- Challenge -
Read the lines that follow and pick out every one containing the word "JSON".

- Data to process -
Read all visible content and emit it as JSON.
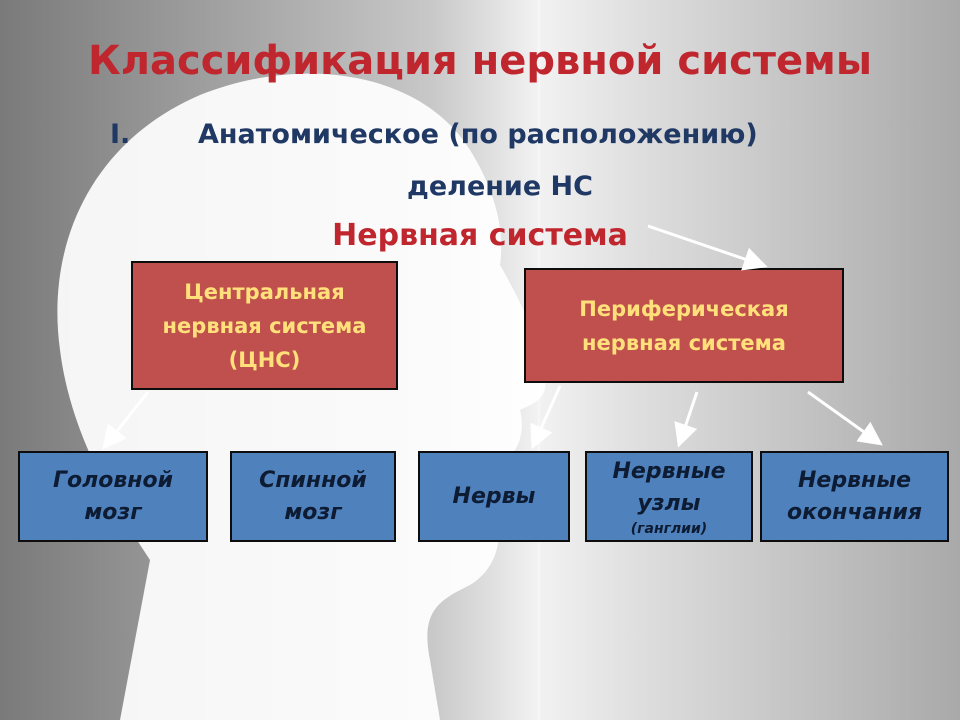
{
  "title": "Классификация нервной системы",
  "subtitle": {
    "number": "I.",
    "line1": "Анатомическое (по расположению)",
    "line2": "деление НС"
  },
  "root": "Нервная система",
  "central": "Центральная нервная система (ЦНС)",
  "peripheral": "Периферическая нервная система",
  "leaves": {
    "brain": "Головной мозг",
    "spinal_cord": "Спинной мозг",
    "nerves": "Нервы",
    "ganglia": "Нервные узлы",
    "ganglia_note": "(ганглии)",
    "endings": "Нервные окончания"
  },
  "colors": {
    "title": "#c0262d",
    "subtitle": "#1f3864",
    "red_box": "#c0504d",
    "red_box_text": "#ffe07a",
    "blue_box": "#4f81bd"
  }
}
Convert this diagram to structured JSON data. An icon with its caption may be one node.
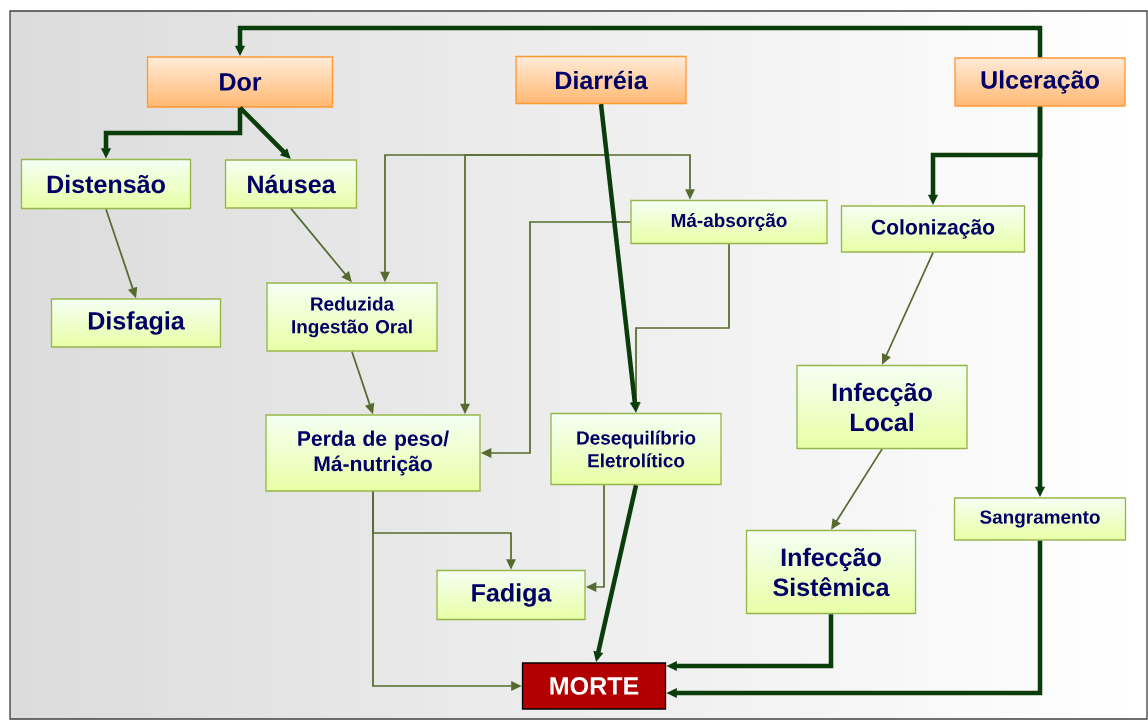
{
  "diagram": {
    "nodes": [
      {
        "text": [
          "Dor"
        ]
      },
      {
        "text": [
          "Diarréia"
        ]
      },
      {
        "text": [
          "Ulceração"
        ]
      },
      {
        "text": [
          "Distensão"
        ]
      },
      {
        "text": [
          "Náusea"
        ]
      },
      {
        "text": [
          "Má-absorção"
        ]
      },
      {
        "text": [
          "Colonização"
        ]
      },
      {
        "text": [
          "Disfagia"
        ]
      },
      {
        "text": [
          "Reduzida Ingestão Oral"
        ]
      },
      {
        "text": [
          "Infecção Local"
        ]
      },
      {
        "text": [
          "Perda de peso/ Má-nutrição"
        ]
      },
      {
        "text": [
          "Desequilíbrio Eletrolítico"
        ]
      },
      {
        "text": [
          "Sangramento"
        ]
      },
      {
        "text": [
          "Infecção Sistêmica"
        ]
      },
      {
        "text": [
          "Fadiga"
        ]
      },
      {
        "text": [
          "MORTE"
        ]
      }
    ],
    "edges": [
      {
        "from": 2,
        "to": 0,
        "arrow": "to",
        "style": "thick",
        "color": "#0b3d0b"
      },
      {
        "from": 0,
        "to": 3,
        "arrow": "to",
        "style": "thick",
        "color": "#0b3d0b"
      },
      {
        "from": 0,
        "to": 4,
        "arrow": "to",
        "style": "thick",
        "color": "#0b3d0b"
      },
      {
        "from": 3,
        "to": 7,
        "arrow": "to"
      },
      {
        "from": 4,
        "to": 8,
        "arrow": "to"
      },
      {
        "from": 1,
        "to": 8,
        "arrow": "to"
      },
      {
        "from": 1,
        "to": 10,
        "arrow": "to"
      },
      {
        "from": 1,
        "to": 5,
        "arrow": "to"
      },
      {
        "from": 5,
        "to": 10,
        "arrow": "to"
      },
      {
        "from": 5,
        "to": 11,
        "arrow": "to"
      },
      {
        "from": 8,
        "to": 10,
        "arrow": "to"
      },
      {
        "from": 10,
        "to": 14,
        "arrow": "to"
      },
      {
        "from": 10,
        "to": 15,
        "arrow": "to"
      },
      {
        "from": 11,
        "to": 14,
        "arrow": "to"
      },
      {
        "from": 1,
        "to": 11,
        "arrow": "to",
        "style": "thick",
        "color": "#0b3d0b"
      },
      {
        "from": 11,
        "to": 15,
        "arrow": "to",
        "style": "thick",
        "color": "#0b3d0b"
      },
      {
        "from": 2,
        "to": 6,
        "arrow": "to",
        "style": "thick",
        "color": "#0b3d0b"
      },
      {
        "from": 2,
        "to": 12,
        "arrow": "to",
        "style": "thick",
        "color": "#0b3d0b"
      },
      {
        "from": 6,
        "to": 9,
        "arrow": "to"
      },
      {
        "from": 9,
        "to": 13,
        "arrow": "to"
      },
      {
        "from": 13,
        "to": 15,
        "arrow": "to",
        "style": "thick",
        "color": "#0b3d0b"
      },
      {
        "from": 12,
        "to": 15,
        "arrow": "to",
        "style": "thick",
        "color": "#0b3d0b"
      }
    ]
  }
}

- Answer to this exercise -
Read all visible content and emit it as JSON.
Convert this diagram to structured JSON data. An icon with its caption may be one node.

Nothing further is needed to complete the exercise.